▶ **Given passage**
# PC won't start. Repair, restore and reinstall fails.



## EdiciusMai (May 8, 2011)

Hello.

After entering sleep mode and not waking up (black screen), I restarted and it went into automatic repair which failed and recommended that I'd restore which also failed.

Trying to reinstall through my Windows 8 install disc stalled after I had chosen the language (I waited for 2 hours on the "preparing setup" screen).
I have verified that all cables inside my PC are properly connected and my BIOS recognizes my SSD and HDD.

I found the Microsoft support post "Unable to refresh or reset PC after Automatic Repair fails in Windows 8" but cannot follow the steps as I can't get to the 'enter advanced options' menu.

All my hardware is around 6 months old and listed below.

Motherboard: Gigabyte GA-990FXA-UD5 AM3+ AMD 990FX
CPU: AMD FX-8350 Vishera 4.0GHz AM3+ 125W
RAM: Corsair Vengeance 8GB (2 x 4GB) 240-Pin DDR3
HDD: Seagate Barracuda 1TB 7200
SSD: Samsung 840 Pro Series 128GB SATA III
Graphics card: Sapphire 100352-3L Radeon HD 7970 3GB 384-bit

What should I do? Thank you for any help.


----------



## spunk.funk (May 13, 2010)

Whatever drive you have the OS installed on (I assume the SSD) unplug the other one so only the OS drive is plugged in. Download the ISO image for *Seatools *in my signature. Burn the image to CD with *IMGBurn *also in my signature. Boot off of the newly created CD and run the short and long tests on the OS drive. If either tests fails, the drive needs to be replaced. 
If that has no errors, and boots normally then there is a problem with the other drive.

▶ **Your instructions**
From the forum thread about the PC that will not start, list each hardware component the original poster names, together with its full model description. Rely solely on the forum thread for everything that is asked.

Records
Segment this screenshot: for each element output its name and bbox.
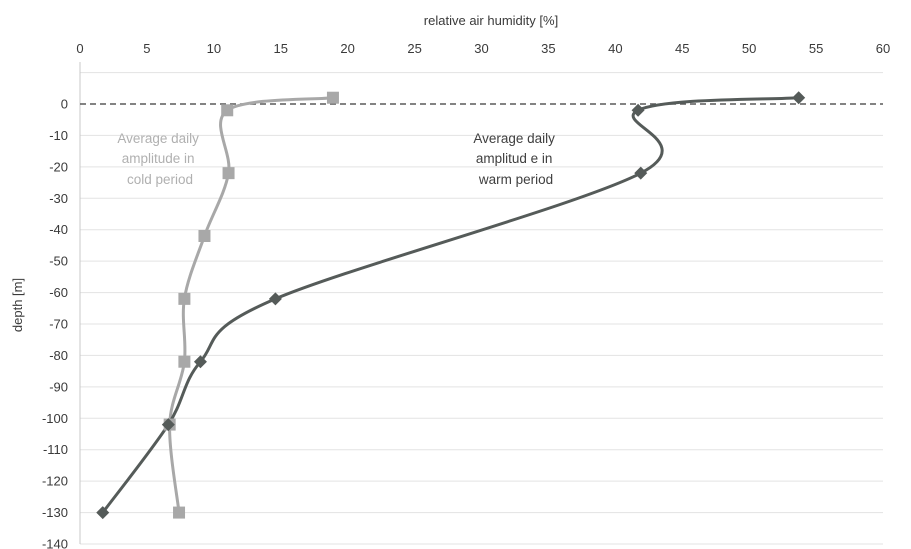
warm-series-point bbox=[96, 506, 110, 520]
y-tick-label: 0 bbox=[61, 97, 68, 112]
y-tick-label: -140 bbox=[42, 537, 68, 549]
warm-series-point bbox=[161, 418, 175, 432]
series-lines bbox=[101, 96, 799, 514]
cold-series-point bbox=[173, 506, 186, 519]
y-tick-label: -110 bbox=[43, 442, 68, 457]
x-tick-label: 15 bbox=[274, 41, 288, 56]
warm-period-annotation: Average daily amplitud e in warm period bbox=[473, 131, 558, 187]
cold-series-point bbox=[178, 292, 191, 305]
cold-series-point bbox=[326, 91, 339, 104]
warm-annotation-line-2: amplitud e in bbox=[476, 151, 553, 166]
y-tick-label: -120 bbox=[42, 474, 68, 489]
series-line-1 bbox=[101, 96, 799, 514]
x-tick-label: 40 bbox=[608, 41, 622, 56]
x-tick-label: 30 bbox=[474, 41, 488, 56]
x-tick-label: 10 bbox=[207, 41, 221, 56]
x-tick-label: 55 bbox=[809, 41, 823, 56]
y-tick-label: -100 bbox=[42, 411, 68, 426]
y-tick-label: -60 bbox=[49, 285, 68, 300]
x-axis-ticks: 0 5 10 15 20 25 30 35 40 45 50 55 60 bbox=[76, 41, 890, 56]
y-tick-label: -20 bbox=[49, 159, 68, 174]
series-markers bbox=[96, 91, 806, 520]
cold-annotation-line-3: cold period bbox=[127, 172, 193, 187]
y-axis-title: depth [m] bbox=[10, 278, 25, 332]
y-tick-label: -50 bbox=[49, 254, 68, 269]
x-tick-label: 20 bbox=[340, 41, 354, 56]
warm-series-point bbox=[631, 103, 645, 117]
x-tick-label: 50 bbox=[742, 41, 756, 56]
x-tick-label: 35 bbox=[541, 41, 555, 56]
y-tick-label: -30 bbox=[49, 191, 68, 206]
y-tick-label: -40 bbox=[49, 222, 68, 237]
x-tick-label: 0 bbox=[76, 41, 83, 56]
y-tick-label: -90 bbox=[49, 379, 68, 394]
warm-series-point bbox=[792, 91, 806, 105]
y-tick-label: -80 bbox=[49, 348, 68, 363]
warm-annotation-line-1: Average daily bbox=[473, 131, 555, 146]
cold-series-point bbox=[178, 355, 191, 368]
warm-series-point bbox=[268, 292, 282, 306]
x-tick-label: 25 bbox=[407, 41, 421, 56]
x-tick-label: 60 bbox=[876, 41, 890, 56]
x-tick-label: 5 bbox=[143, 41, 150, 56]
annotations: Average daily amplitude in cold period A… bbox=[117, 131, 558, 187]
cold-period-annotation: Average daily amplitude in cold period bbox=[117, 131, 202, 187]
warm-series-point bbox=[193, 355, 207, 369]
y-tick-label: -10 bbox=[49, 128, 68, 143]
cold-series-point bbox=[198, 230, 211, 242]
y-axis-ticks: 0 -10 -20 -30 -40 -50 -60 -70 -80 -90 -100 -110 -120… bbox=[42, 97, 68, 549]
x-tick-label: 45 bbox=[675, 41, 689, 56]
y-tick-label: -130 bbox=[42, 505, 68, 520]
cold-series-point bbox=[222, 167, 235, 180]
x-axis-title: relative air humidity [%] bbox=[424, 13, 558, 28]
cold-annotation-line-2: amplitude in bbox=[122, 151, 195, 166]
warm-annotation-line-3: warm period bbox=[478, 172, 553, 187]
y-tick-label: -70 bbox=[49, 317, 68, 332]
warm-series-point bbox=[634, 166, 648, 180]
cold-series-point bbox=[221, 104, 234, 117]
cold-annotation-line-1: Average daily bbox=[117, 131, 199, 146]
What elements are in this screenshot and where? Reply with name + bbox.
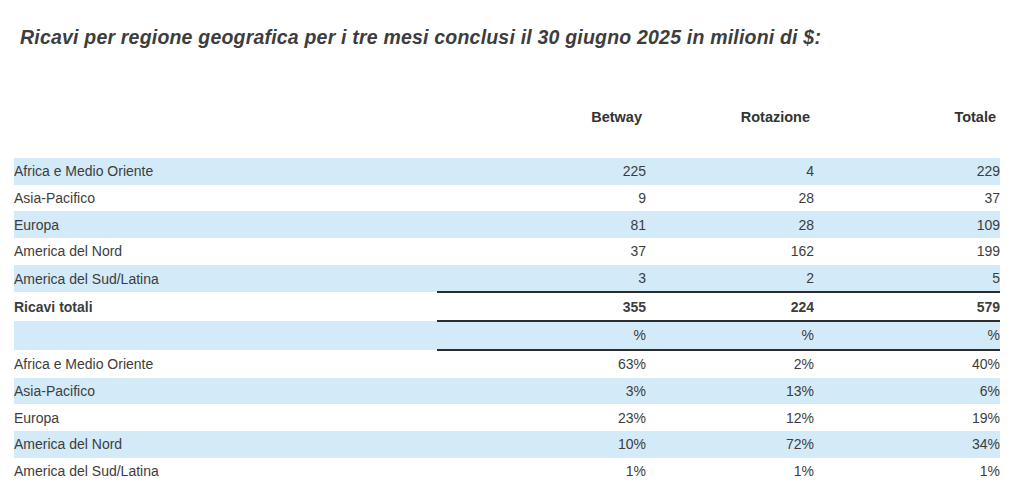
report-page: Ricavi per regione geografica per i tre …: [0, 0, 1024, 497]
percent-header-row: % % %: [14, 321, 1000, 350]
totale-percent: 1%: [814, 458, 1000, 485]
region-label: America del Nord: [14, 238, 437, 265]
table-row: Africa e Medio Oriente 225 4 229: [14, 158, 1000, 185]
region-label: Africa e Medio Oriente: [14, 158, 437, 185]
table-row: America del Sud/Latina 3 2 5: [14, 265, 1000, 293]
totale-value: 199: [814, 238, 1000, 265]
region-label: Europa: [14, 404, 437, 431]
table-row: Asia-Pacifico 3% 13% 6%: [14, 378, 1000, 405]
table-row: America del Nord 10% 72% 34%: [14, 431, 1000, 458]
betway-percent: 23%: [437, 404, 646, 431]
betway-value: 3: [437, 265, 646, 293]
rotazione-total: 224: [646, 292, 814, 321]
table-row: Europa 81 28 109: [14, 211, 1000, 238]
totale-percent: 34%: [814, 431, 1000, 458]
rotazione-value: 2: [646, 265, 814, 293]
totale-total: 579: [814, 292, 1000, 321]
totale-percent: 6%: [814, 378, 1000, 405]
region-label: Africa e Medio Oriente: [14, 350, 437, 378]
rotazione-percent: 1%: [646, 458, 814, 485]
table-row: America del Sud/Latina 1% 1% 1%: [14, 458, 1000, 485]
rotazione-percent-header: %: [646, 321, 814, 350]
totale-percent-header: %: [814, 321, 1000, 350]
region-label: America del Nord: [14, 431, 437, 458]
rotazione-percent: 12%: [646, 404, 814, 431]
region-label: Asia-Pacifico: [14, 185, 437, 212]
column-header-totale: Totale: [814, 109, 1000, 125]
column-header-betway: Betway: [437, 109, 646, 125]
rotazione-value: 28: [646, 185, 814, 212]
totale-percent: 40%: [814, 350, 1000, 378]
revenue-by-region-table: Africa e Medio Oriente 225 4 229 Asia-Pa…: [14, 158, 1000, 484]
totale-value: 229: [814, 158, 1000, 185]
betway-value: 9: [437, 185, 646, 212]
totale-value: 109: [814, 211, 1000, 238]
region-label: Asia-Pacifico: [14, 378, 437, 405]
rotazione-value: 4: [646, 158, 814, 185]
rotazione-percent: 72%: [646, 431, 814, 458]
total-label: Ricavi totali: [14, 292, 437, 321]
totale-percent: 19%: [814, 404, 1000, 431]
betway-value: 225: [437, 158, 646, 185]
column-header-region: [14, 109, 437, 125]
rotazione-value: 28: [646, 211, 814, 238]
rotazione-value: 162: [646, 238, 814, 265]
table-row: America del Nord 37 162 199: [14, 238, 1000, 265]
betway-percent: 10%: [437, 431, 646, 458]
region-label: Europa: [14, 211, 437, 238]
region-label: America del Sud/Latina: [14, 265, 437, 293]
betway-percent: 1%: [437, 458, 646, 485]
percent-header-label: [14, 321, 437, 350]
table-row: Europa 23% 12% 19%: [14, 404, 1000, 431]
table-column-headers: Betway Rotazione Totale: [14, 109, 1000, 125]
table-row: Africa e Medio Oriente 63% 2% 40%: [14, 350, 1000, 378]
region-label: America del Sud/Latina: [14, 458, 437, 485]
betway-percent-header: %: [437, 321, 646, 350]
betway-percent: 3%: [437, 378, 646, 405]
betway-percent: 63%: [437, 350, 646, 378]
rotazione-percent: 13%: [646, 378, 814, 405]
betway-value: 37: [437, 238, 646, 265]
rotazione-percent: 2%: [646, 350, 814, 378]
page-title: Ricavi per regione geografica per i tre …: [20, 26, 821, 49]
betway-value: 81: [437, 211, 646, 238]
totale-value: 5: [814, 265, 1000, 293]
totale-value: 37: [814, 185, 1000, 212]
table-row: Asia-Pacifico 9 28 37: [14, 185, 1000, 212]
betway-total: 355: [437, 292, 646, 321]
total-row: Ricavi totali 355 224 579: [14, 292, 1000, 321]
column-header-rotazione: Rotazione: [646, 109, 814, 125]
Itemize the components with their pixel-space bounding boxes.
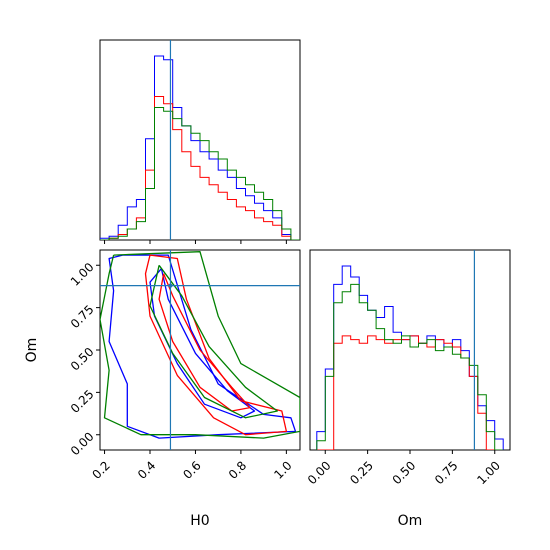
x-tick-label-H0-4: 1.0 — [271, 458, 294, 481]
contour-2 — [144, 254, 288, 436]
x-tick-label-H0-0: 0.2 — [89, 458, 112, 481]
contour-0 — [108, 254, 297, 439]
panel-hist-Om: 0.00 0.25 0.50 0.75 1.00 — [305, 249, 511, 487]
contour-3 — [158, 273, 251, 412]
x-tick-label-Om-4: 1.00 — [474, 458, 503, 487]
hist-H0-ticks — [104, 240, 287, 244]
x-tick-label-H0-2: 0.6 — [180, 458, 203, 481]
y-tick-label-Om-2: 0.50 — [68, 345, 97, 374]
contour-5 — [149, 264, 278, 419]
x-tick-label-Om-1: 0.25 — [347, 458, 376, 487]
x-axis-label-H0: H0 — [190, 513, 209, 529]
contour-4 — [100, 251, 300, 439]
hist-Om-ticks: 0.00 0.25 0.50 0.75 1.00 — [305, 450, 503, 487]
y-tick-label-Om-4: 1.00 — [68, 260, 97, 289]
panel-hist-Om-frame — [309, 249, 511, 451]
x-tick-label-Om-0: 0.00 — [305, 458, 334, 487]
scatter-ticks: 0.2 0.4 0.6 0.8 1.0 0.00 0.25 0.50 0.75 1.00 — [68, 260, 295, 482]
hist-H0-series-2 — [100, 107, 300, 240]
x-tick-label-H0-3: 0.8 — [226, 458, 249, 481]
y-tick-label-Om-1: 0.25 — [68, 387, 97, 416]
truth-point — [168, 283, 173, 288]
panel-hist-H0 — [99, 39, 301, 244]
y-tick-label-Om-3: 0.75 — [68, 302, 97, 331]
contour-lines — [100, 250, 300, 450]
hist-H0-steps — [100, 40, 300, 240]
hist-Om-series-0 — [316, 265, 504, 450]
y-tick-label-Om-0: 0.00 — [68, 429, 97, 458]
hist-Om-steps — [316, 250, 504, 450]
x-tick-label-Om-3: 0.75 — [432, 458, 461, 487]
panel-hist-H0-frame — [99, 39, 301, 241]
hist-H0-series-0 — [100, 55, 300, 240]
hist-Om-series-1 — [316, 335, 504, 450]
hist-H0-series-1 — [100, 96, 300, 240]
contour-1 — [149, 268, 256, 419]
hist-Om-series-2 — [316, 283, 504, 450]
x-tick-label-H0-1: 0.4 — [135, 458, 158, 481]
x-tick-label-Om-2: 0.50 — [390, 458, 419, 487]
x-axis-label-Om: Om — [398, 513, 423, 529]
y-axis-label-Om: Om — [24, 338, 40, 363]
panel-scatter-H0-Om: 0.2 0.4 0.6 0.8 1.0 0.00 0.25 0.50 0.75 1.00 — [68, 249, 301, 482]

▶ **Solution to the exercise**
- Motherboard: Gigabyte GA-990FXA-UD5 AM3+ AMD 990FX
- CPU: AMD FX-8350 Vishera 4.0GHz AM3+ 125W
- RAM: Corsair Vengeance 8GB (2 x 4GB) 240-Pin DDR3
- HDD: Seagate Barracuda 1TB 7200
- SSD: Samsung 840 Pro Series 128GB SATA III
- Graphics card: Sapphire 100352-3L Radeon HD 7970 3GB 384-bit